(Data excerpts)
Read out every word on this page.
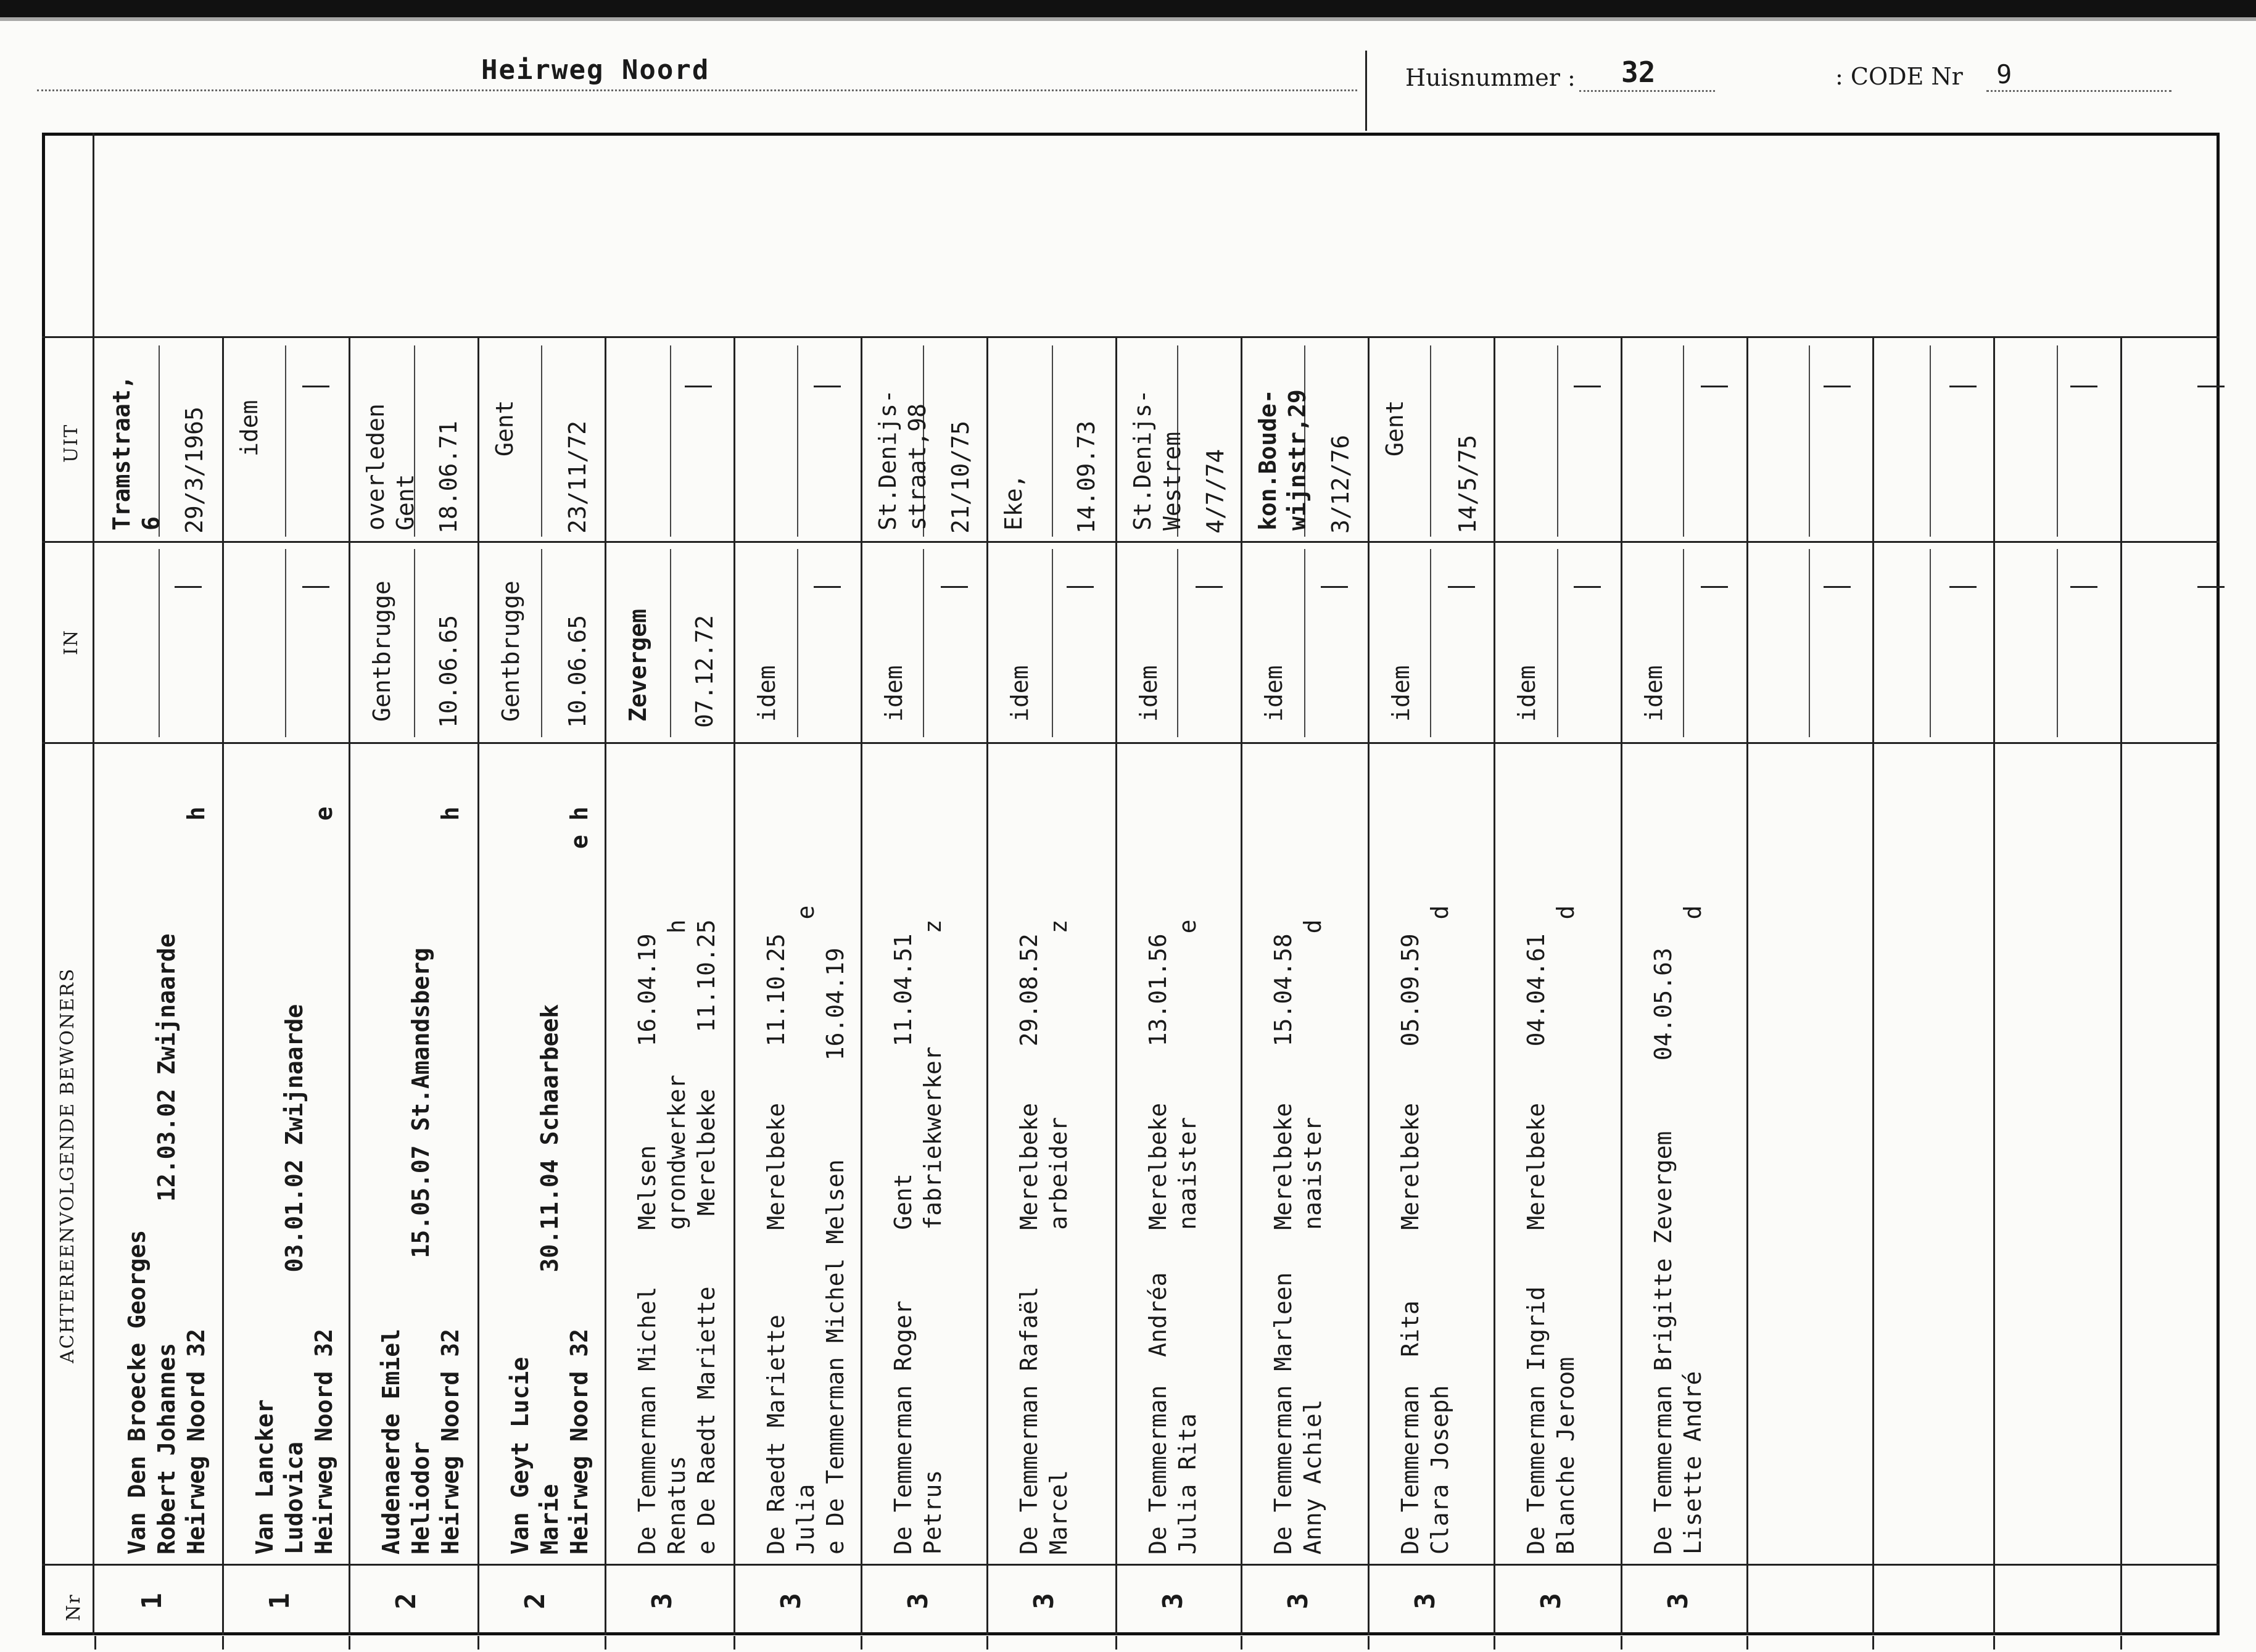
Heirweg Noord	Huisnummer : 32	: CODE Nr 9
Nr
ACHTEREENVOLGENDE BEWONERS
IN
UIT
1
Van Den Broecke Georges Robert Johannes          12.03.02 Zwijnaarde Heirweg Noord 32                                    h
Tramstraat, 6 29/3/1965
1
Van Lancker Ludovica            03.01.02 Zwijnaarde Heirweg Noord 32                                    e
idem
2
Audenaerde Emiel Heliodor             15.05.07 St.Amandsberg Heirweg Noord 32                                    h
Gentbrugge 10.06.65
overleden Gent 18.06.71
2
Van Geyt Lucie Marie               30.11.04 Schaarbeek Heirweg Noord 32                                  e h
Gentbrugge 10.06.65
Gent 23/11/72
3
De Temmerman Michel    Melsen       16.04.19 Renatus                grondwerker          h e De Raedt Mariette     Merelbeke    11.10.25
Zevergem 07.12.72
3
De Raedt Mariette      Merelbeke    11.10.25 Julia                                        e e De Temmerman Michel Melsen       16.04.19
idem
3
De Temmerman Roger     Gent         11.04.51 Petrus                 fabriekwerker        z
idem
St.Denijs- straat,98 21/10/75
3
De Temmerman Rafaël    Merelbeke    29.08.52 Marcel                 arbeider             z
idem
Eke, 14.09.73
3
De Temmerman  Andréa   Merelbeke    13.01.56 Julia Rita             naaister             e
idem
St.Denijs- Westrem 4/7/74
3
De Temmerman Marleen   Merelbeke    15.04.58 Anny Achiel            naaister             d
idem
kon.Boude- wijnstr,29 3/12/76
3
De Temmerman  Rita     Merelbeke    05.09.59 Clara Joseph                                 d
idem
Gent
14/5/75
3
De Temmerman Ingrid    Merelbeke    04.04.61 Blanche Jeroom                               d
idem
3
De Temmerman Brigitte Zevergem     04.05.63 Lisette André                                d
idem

* * *

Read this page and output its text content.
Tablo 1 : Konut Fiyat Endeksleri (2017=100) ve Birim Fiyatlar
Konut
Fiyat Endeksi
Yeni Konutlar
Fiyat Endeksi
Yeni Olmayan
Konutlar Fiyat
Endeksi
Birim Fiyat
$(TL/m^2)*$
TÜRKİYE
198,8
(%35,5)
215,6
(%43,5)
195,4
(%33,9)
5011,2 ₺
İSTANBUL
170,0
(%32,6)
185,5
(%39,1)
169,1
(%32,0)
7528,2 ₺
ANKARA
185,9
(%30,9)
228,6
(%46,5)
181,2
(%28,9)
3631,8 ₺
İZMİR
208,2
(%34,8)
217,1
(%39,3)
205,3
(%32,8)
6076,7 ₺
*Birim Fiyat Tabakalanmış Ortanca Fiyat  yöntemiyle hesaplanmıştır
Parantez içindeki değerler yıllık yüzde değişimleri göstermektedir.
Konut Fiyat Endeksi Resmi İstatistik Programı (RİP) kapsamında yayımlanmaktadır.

Given instruction:
Locate the word "Endeksi" in the records above, and return each line that has it.

Task solution:
Fiyat Endeksi
Fiyat Endeksi
Endeksi
Konut Fiyat Endeksi Resmi İstatistik Programı (RİP) kapsamında yayımlanmaktadır.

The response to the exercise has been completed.